■ RAW DATA ■
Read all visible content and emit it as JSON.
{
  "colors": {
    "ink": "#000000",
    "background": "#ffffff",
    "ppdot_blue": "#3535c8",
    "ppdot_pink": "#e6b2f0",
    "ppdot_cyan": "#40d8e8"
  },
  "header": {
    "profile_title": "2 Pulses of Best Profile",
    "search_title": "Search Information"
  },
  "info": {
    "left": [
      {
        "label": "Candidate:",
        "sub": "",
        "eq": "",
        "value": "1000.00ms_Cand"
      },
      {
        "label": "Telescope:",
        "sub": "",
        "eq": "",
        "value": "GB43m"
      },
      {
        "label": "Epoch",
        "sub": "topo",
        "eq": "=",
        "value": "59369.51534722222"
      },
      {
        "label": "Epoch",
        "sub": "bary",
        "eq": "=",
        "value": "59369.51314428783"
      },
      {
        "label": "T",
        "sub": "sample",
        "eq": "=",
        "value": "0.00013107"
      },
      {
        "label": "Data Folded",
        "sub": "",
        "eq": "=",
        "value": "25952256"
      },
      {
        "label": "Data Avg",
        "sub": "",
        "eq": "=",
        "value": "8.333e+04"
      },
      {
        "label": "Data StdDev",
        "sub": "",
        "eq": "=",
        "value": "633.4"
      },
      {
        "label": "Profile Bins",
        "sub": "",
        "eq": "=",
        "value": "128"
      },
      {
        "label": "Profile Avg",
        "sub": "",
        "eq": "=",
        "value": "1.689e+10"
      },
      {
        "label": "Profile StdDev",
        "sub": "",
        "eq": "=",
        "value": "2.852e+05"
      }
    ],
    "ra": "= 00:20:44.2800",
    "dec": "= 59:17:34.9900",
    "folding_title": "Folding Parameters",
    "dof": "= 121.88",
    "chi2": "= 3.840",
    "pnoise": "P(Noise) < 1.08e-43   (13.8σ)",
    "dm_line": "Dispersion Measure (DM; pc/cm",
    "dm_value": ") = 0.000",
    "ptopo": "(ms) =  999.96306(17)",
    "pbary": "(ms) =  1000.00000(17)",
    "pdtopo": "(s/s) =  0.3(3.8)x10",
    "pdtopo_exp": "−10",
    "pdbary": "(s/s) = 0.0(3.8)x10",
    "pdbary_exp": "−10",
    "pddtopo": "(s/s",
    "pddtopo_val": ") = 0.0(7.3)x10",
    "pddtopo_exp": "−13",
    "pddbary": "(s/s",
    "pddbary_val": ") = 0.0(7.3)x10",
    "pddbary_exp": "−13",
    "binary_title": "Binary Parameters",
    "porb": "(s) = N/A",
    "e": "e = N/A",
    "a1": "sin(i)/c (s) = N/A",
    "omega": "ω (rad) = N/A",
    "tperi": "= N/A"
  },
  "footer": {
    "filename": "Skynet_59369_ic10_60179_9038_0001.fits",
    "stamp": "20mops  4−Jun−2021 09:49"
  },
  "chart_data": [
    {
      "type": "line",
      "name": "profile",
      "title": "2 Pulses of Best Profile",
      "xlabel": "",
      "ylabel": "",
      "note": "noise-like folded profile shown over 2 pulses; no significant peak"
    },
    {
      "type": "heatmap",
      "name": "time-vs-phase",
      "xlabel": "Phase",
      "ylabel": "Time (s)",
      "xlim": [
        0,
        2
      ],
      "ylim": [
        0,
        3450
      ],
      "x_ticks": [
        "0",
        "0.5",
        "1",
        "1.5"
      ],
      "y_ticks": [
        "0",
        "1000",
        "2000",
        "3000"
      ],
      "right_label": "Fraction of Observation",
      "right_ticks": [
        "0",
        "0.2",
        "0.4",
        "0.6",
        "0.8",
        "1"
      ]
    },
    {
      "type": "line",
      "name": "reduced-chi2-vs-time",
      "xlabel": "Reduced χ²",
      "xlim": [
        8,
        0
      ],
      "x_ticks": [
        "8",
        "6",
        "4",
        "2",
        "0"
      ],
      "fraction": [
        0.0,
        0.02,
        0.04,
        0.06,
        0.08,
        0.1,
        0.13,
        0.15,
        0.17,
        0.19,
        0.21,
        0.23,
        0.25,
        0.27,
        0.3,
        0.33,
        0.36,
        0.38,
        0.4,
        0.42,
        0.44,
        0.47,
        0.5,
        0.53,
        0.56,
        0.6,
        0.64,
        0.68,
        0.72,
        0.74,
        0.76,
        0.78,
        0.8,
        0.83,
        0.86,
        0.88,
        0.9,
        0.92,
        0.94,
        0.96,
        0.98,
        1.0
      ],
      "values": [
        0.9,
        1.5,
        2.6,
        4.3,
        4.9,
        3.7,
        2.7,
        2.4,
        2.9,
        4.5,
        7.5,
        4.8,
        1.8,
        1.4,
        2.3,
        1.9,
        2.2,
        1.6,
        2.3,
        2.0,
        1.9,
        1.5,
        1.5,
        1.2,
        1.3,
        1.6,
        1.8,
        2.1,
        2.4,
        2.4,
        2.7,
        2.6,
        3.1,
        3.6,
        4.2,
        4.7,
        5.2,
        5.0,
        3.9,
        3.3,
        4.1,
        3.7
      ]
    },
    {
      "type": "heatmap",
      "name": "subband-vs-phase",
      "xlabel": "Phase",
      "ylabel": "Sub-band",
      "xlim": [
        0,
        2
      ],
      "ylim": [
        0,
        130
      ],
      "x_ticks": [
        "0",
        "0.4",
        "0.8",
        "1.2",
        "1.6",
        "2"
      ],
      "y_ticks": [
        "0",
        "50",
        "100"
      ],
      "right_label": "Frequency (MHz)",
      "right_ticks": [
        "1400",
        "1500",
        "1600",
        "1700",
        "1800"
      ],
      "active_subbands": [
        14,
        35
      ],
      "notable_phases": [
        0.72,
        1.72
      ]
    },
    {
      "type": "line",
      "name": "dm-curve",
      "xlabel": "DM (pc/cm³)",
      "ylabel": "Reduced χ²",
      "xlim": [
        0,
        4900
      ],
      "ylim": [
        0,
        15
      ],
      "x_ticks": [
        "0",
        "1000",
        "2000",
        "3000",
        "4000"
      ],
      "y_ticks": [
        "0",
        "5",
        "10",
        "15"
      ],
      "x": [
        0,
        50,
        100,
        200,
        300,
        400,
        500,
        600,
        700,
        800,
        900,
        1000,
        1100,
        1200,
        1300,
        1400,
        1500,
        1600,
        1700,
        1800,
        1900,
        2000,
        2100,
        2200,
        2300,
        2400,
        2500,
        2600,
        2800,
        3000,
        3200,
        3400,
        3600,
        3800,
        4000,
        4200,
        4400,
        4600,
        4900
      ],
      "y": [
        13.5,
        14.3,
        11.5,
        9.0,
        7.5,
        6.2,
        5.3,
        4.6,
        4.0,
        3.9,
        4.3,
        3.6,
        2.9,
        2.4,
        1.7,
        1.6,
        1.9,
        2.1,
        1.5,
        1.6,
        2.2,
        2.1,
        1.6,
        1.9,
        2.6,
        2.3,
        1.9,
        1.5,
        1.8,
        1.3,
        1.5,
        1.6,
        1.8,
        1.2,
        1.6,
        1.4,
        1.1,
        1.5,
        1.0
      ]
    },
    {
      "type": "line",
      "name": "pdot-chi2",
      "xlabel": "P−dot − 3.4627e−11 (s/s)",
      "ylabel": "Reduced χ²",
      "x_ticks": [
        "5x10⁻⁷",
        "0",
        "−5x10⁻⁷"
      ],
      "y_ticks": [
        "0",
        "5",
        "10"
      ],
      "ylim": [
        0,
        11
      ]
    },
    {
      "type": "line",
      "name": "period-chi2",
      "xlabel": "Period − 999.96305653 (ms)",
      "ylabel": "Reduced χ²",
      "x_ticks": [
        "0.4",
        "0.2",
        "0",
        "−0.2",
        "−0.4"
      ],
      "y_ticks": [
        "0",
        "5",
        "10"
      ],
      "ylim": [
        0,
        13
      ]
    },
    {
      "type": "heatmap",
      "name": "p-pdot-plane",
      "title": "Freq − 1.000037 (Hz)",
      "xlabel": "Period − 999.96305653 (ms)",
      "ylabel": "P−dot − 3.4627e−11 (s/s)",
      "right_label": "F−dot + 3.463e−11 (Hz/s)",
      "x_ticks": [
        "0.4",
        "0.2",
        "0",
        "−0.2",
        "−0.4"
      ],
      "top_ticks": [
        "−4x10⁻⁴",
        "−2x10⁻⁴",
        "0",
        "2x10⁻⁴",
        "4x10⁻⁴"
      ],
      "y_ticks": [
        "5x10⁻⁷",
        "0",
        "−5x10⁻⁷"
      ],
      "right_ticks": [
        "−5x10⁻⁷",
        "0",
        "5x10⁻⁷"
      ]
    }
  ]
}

■ WHAT YOU ARE ASKED TO DO ■
Locate each line containing the string "StdDev" and show it.

■ EXERCISE SOLUTION ■
        "label": "Data StdDev",
        "label": "Profile StdDev",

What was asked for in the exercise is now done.